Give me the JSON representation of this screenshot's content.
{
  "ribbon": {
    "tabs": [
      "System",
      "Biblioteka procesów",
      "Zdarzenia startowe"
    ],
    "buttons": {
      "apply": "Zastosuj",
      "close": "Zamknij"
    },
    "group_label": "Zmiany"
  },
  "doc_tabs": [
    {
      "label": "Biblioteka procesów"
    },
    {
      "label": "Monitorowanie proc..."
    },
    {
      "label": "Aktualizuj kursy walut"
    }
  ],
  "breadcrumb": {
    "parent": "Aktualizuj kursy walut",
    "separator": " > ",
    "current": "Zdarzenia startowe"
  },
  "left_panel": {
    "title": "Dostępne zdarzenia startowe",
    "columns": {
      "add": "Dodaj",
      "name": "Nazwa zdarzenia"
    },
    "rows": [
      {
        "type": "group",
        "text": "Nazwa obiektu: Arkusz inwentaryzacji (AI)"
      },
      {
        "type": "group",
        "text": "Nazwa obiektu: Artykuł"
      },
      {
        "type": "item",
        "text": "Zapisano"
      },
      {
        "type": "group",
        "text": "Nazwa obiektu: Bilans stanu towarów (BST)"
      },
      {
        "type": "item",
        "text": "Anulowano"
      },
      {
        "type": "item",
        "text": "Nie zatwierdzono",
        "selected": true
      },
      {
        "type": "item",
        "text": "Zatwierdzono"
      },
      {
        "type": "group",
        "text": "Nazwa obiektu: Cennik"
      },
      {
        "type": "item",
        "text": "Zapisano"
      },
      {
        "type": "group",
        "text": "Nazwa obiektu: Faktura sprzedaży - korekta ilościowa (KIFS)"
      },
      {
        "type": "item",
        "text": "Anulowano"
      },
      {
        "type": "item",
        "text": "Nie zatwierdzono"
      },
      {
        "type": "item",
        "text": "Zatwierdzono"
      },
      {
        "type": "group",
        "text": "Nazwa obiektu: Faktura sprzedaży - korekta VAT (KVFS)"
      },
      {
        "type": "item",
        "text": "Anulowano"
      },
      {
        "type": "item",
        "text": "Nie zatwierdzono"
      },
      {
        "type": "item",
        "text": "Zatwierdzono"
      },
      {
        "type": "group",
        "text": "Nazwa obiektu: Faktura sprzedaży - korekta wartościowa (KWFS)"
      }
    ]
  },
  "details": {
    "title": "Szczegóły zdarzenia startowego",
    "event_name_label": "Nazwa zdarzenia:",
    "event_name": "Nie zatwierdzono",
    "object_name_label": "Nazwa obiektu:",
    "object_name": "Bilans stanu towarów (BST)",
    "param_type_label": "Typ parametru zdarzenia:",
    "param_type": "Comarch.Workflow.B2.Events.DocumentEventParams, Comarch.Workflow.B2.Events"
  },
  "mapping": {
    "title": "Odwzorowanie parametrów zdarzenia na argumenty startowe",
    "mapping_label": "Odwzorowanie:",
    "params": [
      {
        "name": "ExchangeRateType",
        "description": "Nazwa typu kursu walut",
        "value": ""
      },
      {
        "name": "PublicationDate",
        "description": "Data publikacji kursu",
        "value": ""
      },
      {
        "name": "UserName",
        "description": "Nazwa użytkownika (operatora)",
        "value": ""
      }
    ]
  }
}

┄┄┄┄┄┄┄┄┄┄┄┄┄┄┄┄┄┄┄┄

◆ **Exercise**
Your task is to pick out every line with the string "korekta" and copy it.

◆ **Answer to the problem**
        "text": "Nazwa obiektu: Faktura sprzedaży - korekta ilościowa (KIFS)"
        "text": "Nazwa obiektu: Faktura sprzedaży - korekta VAT (KVFS)"
        "text": "Nazwa obiektu: Faktura sprzedaży - korekta wartościowa (KWFS)"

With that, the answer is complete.